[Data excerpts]
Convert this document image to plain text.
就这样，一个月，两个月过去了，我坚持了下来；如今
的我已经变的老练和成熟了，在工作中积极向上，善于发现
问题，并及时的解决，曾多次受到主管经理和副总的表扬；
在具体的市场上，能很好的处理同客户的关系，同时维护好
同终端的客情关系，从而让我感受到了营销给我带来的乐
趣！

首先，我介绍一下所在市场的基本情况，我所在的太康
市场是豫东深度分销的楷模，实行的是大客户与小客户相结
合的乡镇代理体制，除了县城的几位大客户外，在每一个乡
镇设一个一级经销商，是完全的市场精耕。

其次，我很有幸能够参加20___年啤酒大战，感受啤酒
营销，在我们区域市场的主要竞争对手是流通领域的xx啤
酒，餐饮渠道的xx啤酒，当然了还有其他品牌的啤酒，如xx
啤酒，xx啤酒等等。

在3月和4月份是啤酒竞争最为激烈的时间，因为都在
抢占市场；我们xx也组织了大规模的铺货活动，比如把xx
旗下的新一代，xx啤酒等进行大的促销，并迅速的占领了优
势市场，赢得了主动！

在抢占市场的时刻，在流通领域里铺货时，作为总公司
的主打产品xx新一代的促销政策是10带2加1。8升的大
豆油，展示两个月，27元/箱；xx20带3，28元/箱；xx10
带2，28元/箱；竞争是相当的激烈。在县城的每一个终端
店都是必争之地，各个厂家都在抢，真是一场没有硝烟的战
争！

__Challenge__
Retype the data exactly as given.

__Written response__
Convert this document image to plain text.
就这样，一个月，两个月过去了，我坚持了下来；如今
的我已经变的老练和成熟了，在工作中积极向上，善于发现
问题，并及时的解决，曾多次受到主管经理和副总的表扬；
在具体的市场上，能很好的处理同客户的关系，同时维护好
同终端的客情关系，从而让我感受到了营销给我带来的乐
趣！

首先，我介绍一下所在市场的基本情况，我所在的太康
市场是豫东深度分销的楷模，实行的是大客户与小客户相结
合的乡镇代理体制，除了县城的几位大客户外，在每一个乡
镇设一个一级经销商，是完全的市场精耕。

其次，我很有幸能够参加20___年啤酒大战，感受啤酒
营销，在我们区域市场的主要竞争对手是流通领域的xx啤
酒，餐饮渠道的xx啤酒，当然了还有其他品牌的啤酒，如xx
啤酒，xx啤酒等等。

在3月和4月份是啤酒竞争最为激烈的时间，因为都在
抢占市场；我们xx也组织了大规模的铺货活动，比如把xx
旗下的新一代，xx啤酒等进行大的促销，并迅速的占领了优
势市场，赢得了主动！

在抢占市场的时刻，在流通领域里铺货时，作为总公司
的主打产品xx新一代的促销政策是10带2加1。8升的大
豆油，展示两个月，27元/箱；xx20带3，28元/箱；xx10
带2，28元/箱；竞争是相当的激烈。在县城的每一个终端
店都是必争之地，各个厂家都在抢，真是一场没有硝烟的战
争！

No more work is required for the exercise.